• **TASK TO CARRY OUT**
Copy each of the lines below word for word, keeping every character, number and bracket unchanged.

==================================================

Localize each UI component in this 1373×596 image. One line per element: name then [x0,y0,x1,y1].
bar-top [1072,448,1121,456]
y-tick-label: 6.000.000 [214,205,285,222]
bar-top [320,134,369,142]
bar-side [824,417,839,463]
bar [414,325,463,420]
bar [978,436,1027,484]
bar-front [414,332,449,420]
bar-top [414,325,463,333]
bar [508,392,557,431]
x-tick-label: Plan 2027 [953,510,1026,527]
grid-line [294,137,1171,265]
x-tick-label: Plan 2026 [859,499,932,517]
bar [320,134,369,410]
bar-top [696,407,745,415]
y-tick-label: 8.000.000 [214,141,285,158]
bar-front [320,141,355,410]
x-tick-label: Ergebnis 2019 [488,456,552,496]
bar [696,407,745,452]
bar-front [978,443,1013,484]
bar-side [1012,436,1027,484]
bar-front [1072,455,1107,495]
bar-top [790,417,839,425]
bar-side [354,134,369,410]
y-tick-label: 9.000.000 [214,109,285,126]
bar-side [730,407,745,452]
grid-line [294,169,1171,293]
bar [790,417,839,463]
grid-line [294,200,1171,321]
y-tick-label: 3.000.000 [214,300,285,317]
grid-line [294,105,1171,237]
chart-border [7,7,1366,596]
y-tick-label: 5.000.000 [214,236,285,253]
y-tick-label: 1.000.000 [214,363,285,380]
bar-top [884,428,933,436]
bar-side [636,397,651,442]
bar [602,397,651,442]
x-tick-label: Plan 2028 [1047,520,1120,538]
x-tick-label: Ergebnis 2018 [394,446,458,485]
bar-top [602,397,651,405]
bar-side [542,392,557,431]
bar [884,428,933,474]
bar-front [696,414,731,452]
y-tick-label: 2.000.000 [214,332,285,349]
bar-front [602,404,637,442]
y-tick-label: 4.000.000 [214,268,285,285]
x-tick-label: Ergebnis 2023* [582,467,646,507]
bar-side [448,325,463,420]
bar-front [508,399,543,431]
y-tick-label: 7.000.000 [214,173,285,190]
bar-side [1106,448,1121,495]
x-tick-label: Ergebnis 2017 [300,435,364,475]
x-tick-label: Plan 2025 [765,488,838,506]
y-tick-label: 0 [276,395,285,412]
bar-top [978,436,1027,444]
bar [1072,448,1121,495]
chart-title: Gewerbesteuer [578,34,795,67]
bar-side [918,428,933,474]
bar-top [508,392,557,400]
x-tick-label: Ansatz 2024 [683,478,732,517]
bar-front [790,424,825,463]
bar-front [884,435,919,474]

==================================================

• **SOLUTION TO THIS TASK**
Localize each UI component in this 1373×596 image. One line per element: name then [x0,y0,x1,y1].
bar-top [1072,448,1121,456]
y-tick-label: 6.000.000 [214,205,285,222]
bar-top [320,134,369,142]
bar-side [824,417,839,463]
bar [414,325,463,420]
bar [978,436,1027,484]
bar-front [414,332,449,420]
bar-top [414,325,463,333]
bar [508,392,557,431]
x-tick-label: Plan 2027 [953,510,1026,527]
grid-line [294,137,1171,265]
x-tick-label: Plan 2026 [859,499,932,517]
bar [320,134,369,410]
bar-top [696,407,745,415]
y-tick-label: 8.000.000 [214,141,285,158]
bar-front [320,141,355,410]
x-tick-label: Ergebnis 2019 [488,456,552,496]
bar [696,407,745,452]
bar-front [978,443,1013,484]
bar-side [1012,436,1027,484]
bar-front [1072,455,1107,495]
bar-top [790,417,839,425]
bar-side [354,134,369,410]
y-tick-label: 9.000.000 [214,109,285,126]
bar-side [730,407,745,452]
grid-line [294,169,1171,293]
bar [790,417,839,463]
grid-line [294,200,1171,321]
y-tick-label: 3.000.000 [214,300,285,317]
grid-line [294,105,1171,237]
chart-border [7,7,1366,596]
y-tick-label: 5.000.000 [214,236,285,253]
y-tick-label: 1.000.000 [214,363,285,380]
bar-top [884,428,933,436]
bar-side [636,397,651,442]
bar [602,397,651,442]
x-tick-label: Plan 2028 [1047,520,1120,538]
x-tick-label: Ergebnis 2018 [394,446,458,485]
bar-top [602,397,651,405]
bar-side [542,392,557,431]
bar [884,428,933,474]
bar-front [696,414,731,452]
y-tick-label: 2.000.000 [214,332,285,349]
bar-front [602,404,637,442]
y-tick-label: 4.000.000 [214,268,285,285]
x-tick-label: Ergebnis 2023* [582,467,646,507]
bar-side [448,325,463,420]
bar-front [508,399,543,431]
y-tick-label: 7.000.000 [214,173,285,190]
bar-side [1106,448,1121,495]
x-tick-label: Ergebnis 2017 [300,435,364,475]
x-tick-label: Plan 2025 [765,488,838,506]
y-tick-label: 0 [276,395,285,412]
bar-top [978,436,1027,444]
bar [1072,448,1121,495]
chart-title: Gewerbesteuer [578,34,795,67]
bar-side [918,428,933,474]
bar-top [508,392,557,400]
x-tick-label: Ansatz 2024 [683,478,732,517]
bar-front [790,424,825,463]
bar-front [884,435,919,474]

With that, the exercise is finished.